--- Work item ---
The line containing "Serialize everything readable" and every line after it, through the end of the records below, are to be reproduced exactly, with the pictures left out.

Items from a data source
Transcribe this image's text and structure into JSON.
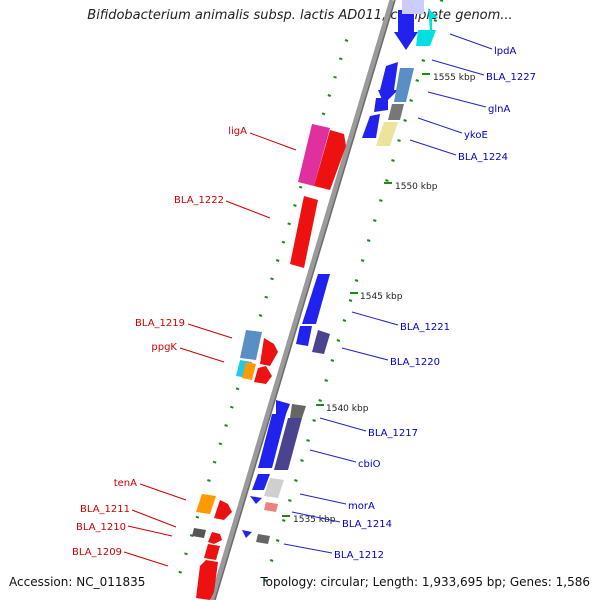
{
  "title": "Bifidobacterium animalis subsp. lactis AD011, complete genom...",
  "accession": "Accession: NC_011835",
  "footer": "Topology: circular; Length: 1,933,695 bp; Genes: 1,586",
  "scale_labels": [
    "1555 kbp",
    "1550 kbp",
    "1545 kbp",
    "1540 kbp",
    "1535 kbp"
  ],
  "genes_right": [
    "lpdA",
    "BLA_1227",
    "glnA",
    "ykoE",
    "BLA_1224",
    "BLA_1221",
    "BLA_1220",
    "BLA_1217",
    "cbiO",
    "morA",
    "BLA_1214",
    "BLA_1212"
  ],
  "genes_left": [
    "ligA",
    "BLA_1222",
    "BLA_1219",
    "ppgK",
    "tenA",
    "BLA_1211",
    "BLA_1210",
    "BLA_1209"
  ],
  "colors": {
    "forward_label": "#0000cc",
    "reverse_label": "#cc0000",
    "backbone": "#808080",
    "tick": "#1a8c1a"
  }
}
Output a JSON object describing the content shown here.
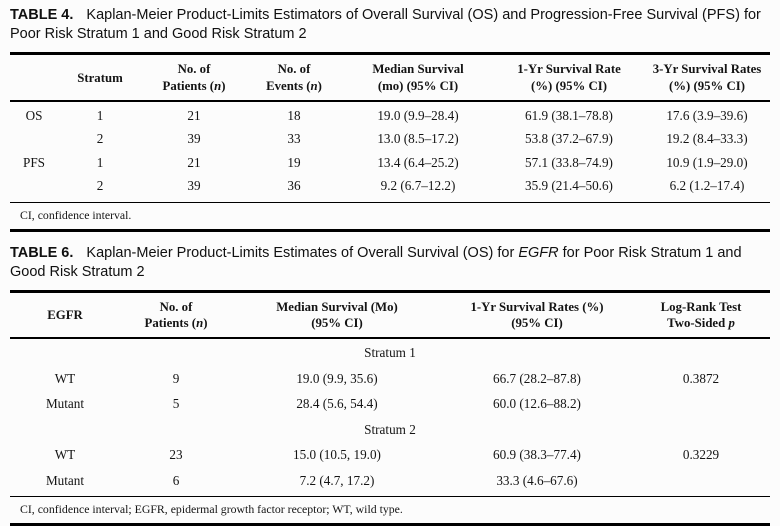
{
  "table4": {
    "label": "TABLE 4.",
    "title": "Kaplan-Meier Product-Limits Estimators of Overall Survival (OS) and Progression-Free Survival (PFS) for Poor Risk Stratum 1 and Good Risk Stratum 2",
    "headers": {
      "col0": "",
      "stratum": "Stratum",
      "patients": "No. of<br>Patients (<i>n</i>)",
      "events": "No. of<br>Events (<i>n</i>)",
      "median": "Median Survival<br>(mo) (95% CI)",
      "yr1": "1-Yr Survival Rate<br>(%) (95% CI)",
      "yr3": "3-Yr Survival Rates<br>(%) (95% CI)"
    },
    "rows": [
      {
        "group": "OS",
        "stratum": "1",
        "patients": "21",
        "events": "18",
        "median": "19.0 (9.9–28.4)",
        "yr1": "61.9 (38.1–78.8)",
        "yr3": "17.6 (3.9–39.6)"
      },
      {
        "group": "",
        "stratum": "2",
        "patients": "39",
        "events": "33",
        "median": "13.0 (8.5–17.2)",
        "yr1": "53.8 (37.2–67.9)",
        "yr3": "19.2 (8.4–33.3)"
      },
      {
        "group": "PFS",
        "stratum": "1",
        "patients": "21",
        "events": "19",
        "median": "13.4 (6.4–25.2)",
        "yr1": "57.1 (33.8–74.9)",
        "yr3": "10.9 (1.9–29.0)"
      },
      {
        "group": "",
        "stratum": "2",
        "patients": "39",
        "events": "36",
        "median": "9.2 (6.7–12.2)",
        "yr1": "35.9 (21.4–50.6)",
        "yr3": "6.2 (1.2–17.4)"
      }
    ],
    "footnote": "CI, confidence interval."
  },
  "table6": {
    "label": "TABLE 6.",
    "title": "Kaplan-Meier Product-Limits Estimates of Overall Survival (OS) for <i>EGFR</i> for Poor Risk Stratum 1 and Good Risk Stratum 2",
    "headers": {
      "egfr": "EGFR",
      "patients": "No. of<br>Patients (<i>n</i>)",
      "median": "Median Survival (Mo)<br>(95% CI)",
      "yr1": "1-Yr Survival Rates (%)<br>(95% CI)",
      "logrank": "Log-Rank Test<br>Two-Sided <i>p</i>"
    },
    "rows": [
      {
        "type": "section",
        "label": "Stratum 1"
      },
      {
        "type": "data",
        "egfr": "WT",
        "patients": "9",
        "median": "19.0 (9.9, 35.6)",
        "yr1": "66.7 (28.2–87.8)",
        "p": "0.3872"
      },
      {
        "type": "data",
        "egfr": "Mutant",
        "patients": "5",
        "median": "28.4 (5.6, 54.4)",
        "yr1": "60.0 (12.6–88.2)",
        "p": ""
      },
      {
        "type": "section",
        "label": "Stratum 2"
      },
      {
        "type": "data",
        "egfr": "WT",
        "patients": "23",
        "median": "15.0 (10.5, 19.0)",
        "yr1": "60.9 (38.3–77.4)",
        "p": "0.3229"
      },
      {
        "type": "data",
        "egfr": "Mutant",
        "patients": "6",
        "median": "7.2 (4.7, 17.2)",
        "yr1": "33.3 (4.6–67.6)",
        "p": ""
      }
    ],
    "footnote": "CI, confidence interval; EGFR, epidermal growth factor receptor; WT, wild type."
  }
}
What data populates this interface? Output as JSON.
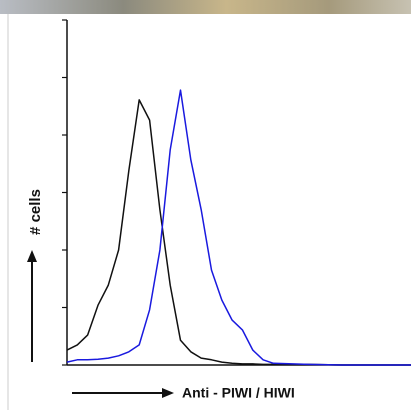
{
  "chart_data": {
    "type": "line",
    "x_label": "Anti - PIWI / HIWI",
    "y_label": "# cells",
    "x": [
      0,
      3,
      6,
      9,
      12,
      15,
      18,
      21,
      24,
      27,
      30,
      33,
      36,
      39,
      42,
      45,
      48,
      51,
      54,
      57,
      60,
      70,
      80,
      90,
      100
    ],
    "series": [
      {
        "color": "#111111",
        "values": [
          0.26,
          0.35,
          0.52,
          1.04,
          1.39,
          2.0,
          3.39,
          4.61,
          4.26,
          2.7,
          1.39,
          0.43,
          0.23,
          0.12,
          0.09,
          0.05,
          0.03,
          0.02,
          0.02,
          0.01,
          0.01,
          0.01,
          0,
          0,
          0
        ]
      },
      {
        "color": "#1a1adf",
        "values": [
          0.05,
          0.09,
          0.09,
          0.1,
          0.12,
          0.16,
          0.23,
          0.35,
          0.96,
          2.0,
          3.74,
          4.78,
          3.57,
          2.7,
          1.65,
          1.13,
          0.78,
          0.61,
          0.26,
          0.09,
          0.03,
          0.01,
          0,
          0,
          0
        ]
      }
    ],
    "xlim": [
      0,
      100
    ],
    "ylim": [
      0,
      6
    ],
    "yticks": [
      0,
      1,
      2,
      3,
      4,
      5,
      6
    ]
  }
}
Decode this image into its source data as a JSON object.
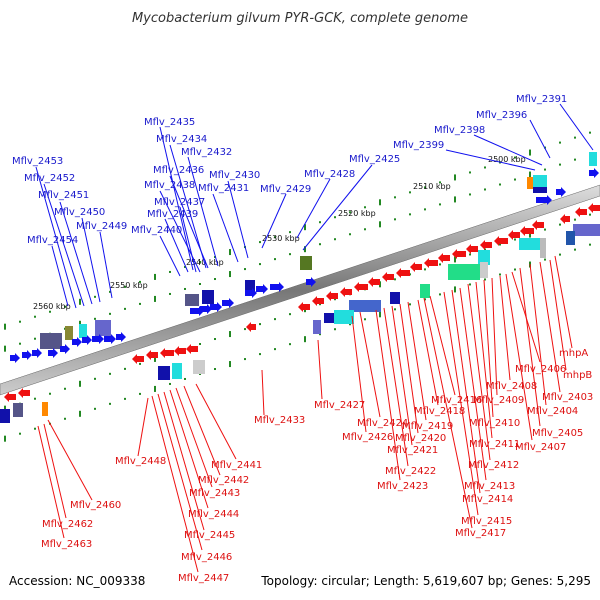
{
  "title": "Mycobacterium gilvum PYR-GCK, complete genome",
  "accession": "Accession: NC_009338",
  "topology": "Topology: circular; Length: 5,619,607 bp; Genes: 5,295",
  "kbp_labels": [
    "2500 kbp",
    "2510 kbp",
    "2520 kbp",
    "2530 kbp",
    "2540 kbp",
    "2550 kbp",
    "2560 kbp"
  ],
  "genes_top": [
    "Mflv_2391",
    "Mflv_2396",
    "Mflv_2398",
    "Mflv_2399",
    "Mflv_2425",
    "Mflv_2428",
    "Mflv_2429",
    "Mflv_2430",
    "Mflv_2431",
    "Mflv_2432",
    "Mflv_2434",
    "Mflv_2435",
    "Mflv_2436",
    "Mflv_2437",
    "Mflv_2438",
    "Mflv_2439",
    "Mflv_2440",
    "Mflv_2449",
    "Mflv_2450",
    "Mflv_2451",
    "Mflv_2452",
    "Mflv_2453",
    "Mflv_2454"
  ],
  "genes_bottom": [
    "mhpA",
    "mhpB",
    "Mflv_2403",
    "Mflv_2404",
    "Mflv_2405",
    "Mflv_2406",
    "Mflv_2407",
    "Mflv_2408",
    "Mflv_2409",
    "Mflv_2410",
    "Mflv_2411",
    "Mflv_2412",
    "Mflv_2413",
    "Mflv_2414",
    "Mflv_2415",
    "Mflv_2416",
    "Mflv_2417",
    "Mflv_2418",
    "Mflv_2419",
    "Mflv_2420",
    "Mflv_2421",
    "Mflv_2422",
    "Mflv_2423",
    "Mflv_2424",
    "Mflv_2426",
    "Mflv_2427",
    "Mflv_2433",
    "Mflv_2441",
    "Mflv_2442",
    "Mflv_2443",
    "Mflv_2444",
    "Mflv_2445",
    "Mflv_2446",
    "Mflv_2447",
    "Mflv_2448",
    "Mflv_2460",
    "Mflv_2462",
    "Mflv_2463"
  ],
  "colors": {
    "forward": "#1111ee",
    "reverse": "#ee1111",
    "backbone": "#888888",
    "tick": "#228822"
  }
}
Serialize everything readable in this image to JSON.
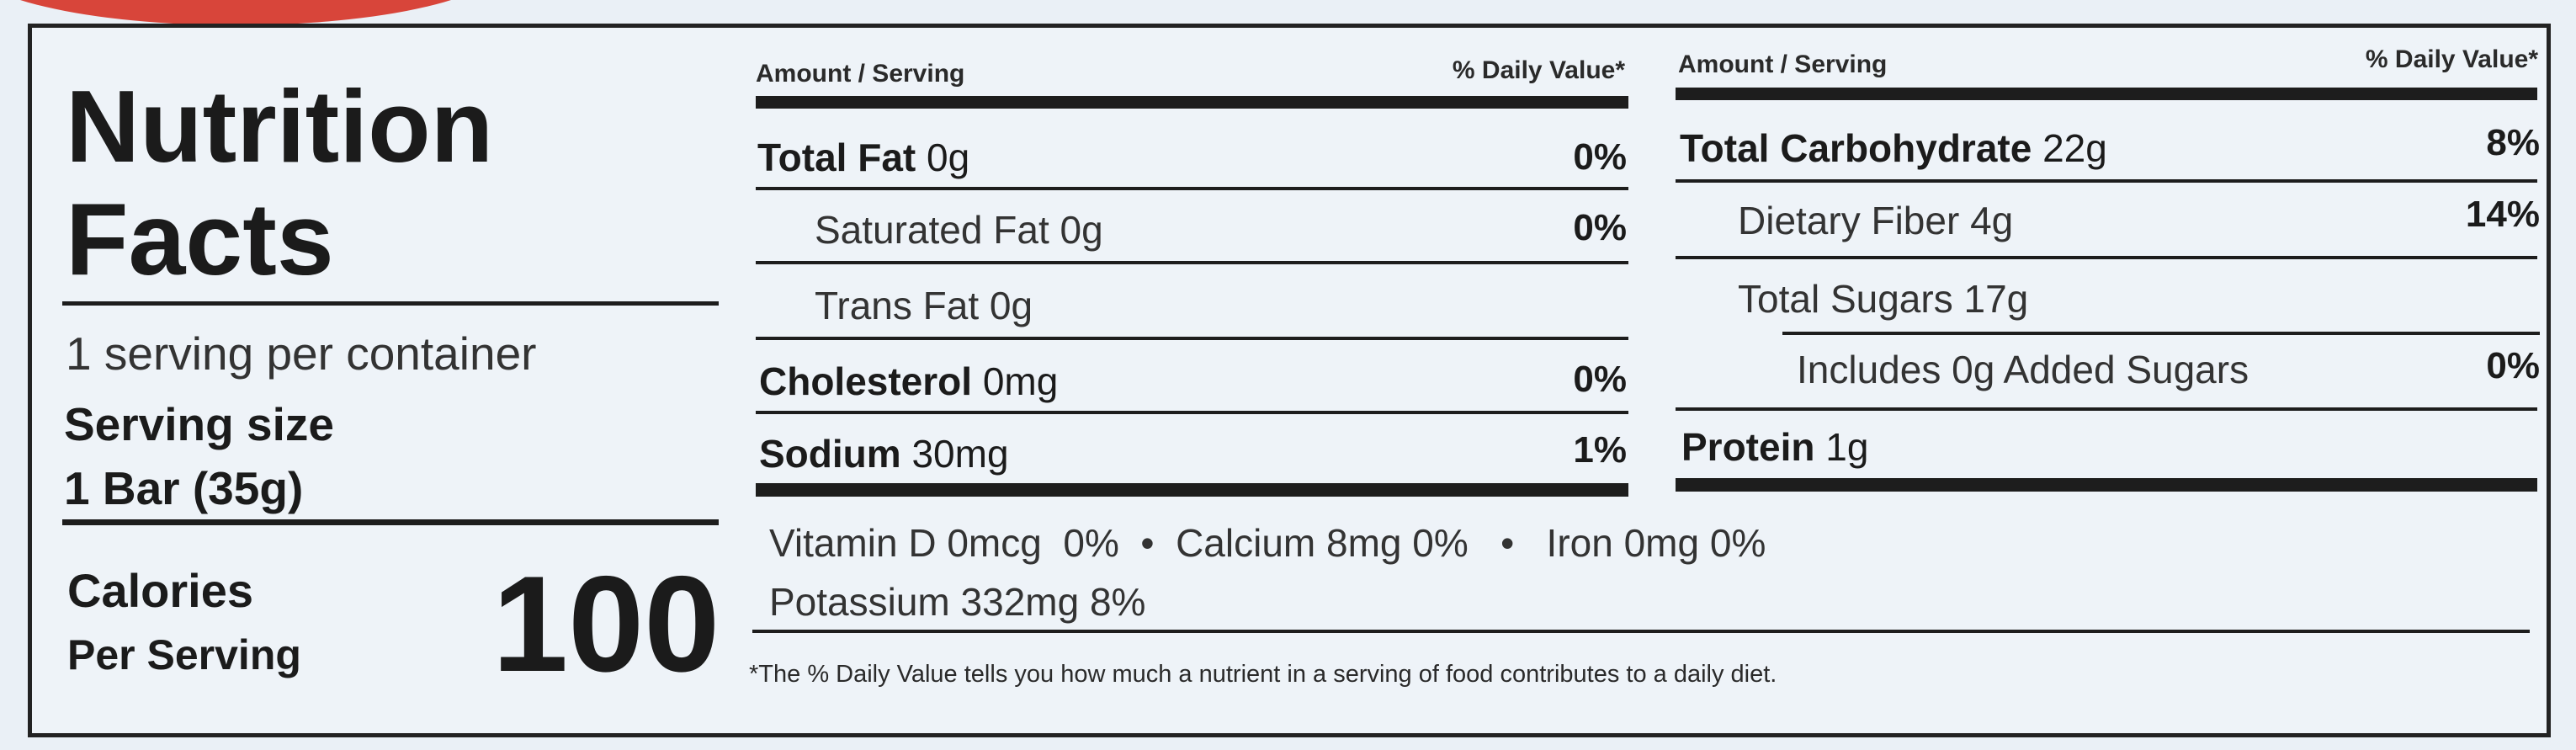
{
  "title_line1": "Nutrition",
  "title_line2": "Facts",
  "servings_per_container": "1 serving per container",
  "serving_size_label": "Serving size",
  "serving_size_value": "1 Bar (35g)",
  "calories_label": "Calories",
  "calories_sublabel": "Per Serving",
  "calories_value": "100",
  "column_header_amount": "Amount / Serving",
  "column_header_dv": "% Daily Value*",
  "left_nutrients": [
    {
      "name": "Total Fat",
      "amount": "0g",
      "dv": "0%"
    },
    {
      "name": "Saturated Fat",
      "amount": "0g",
      "dv": "0%"
    },
    {
      "name": "Trans Fat",
      "amount": "0g",
      "dv": ""
    },
    {
      "name": "Cholesterol",
      "amount": "0mg",
      "dv": "0%"
    },
    {
      "name": "Sodium",
      "amount": "30mg",
      "dv": "1%"
    }
  ],
  "right_nutrients": [
    {
      "name": "Total Carbohydrate",
      "amount": "22g",
      "dv": "8%"
    },
    {
      "name": "Dietary Fiber",
      "amount": "4g",
      "dv": "14%"
    },
    {
      "name": "Total Sugars",
      "amount": "17g",
      "dv": ""
    },
    {
      "name": "Includes 0g Added Sugars",
      "amount": "",
      "dv": "0%"
    },
    {
      "name": "Protein",
      "amount": "1g",
      "dv": ""
    }
  ],
  "micronutrients_line1": "Vitamin D 0mcg  0%  •  Calcium 8mg 0%   •   Iron 0mg 0%",
  "micronutrients_line2": "Potassium 332mg 8%",
  "footnote": "*The % Daily Value tells you how much a nutrient in a serving of food contributes to a daily diet."
}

--- The answer ---
Serialize everything readable in this image to JSON.
{
  "title_line1": "Nutrition",
  "title_line2": "Facts",
  "servings_per_container": "1 serving per container",
  "serving_size_label": "Serving size",
  "serving_size_value": "1 Bar (35g)",
  "calories_label": "Calories",
  "calories_sublabel": "Per Serving",
  "calories_value": "100",
  "column_header_amount": "Amount / Serving",
  "column_header_dv": "% Daily Value*",
  "left_nutrients": [
    {
      "name": "Total Fat",
      "amount": "0g",
      "dv": "0%"
    },
    {
      "name": "Saturated Fat",
      "amount": "0g",
      "dv": "0%"
    },
    {
      "name": "Trans Fat",
      "amount": "0g",
      "dv": ""
    },
    {
      "name": "Cholesterol",
      "amount": "0mg",
      "dv": "0%"
    },
    {
      "name": "Sodium",
      "amount": "30mg",
      "dv": "1%"
    }
  ],
  "right_nutrients": [
    {
      "name": "Total Carbohydrate",
      "amount": "22g",
      "dv": "8%"
    },
    {
      "name": "Dietary Fiber",
      "amount": "4g",
      "dv": "14%"
    },
    {
      "name": "Total Sugars",
      "amount": "17g",
      "dv": ""
    },
    {
      "name": "Includes 0g Added Sugars",
      "amount": "",
      "dv": "0%"
    },
    {
      "name": "Protein",
      "amount": "1g",
      "dv": ""
    }
  ],
  "micronutrients_line1": "Vitamin D 0mcg  0%  •  Calcium 8mg 0%   •   Iron 0mg 0%",
  "micronutrients_line2": "Potassium 332mg 8%",
  "footnote": "*The % Daily Value tells you how much a nutrient in a serving of food contributes to a daily diet."
}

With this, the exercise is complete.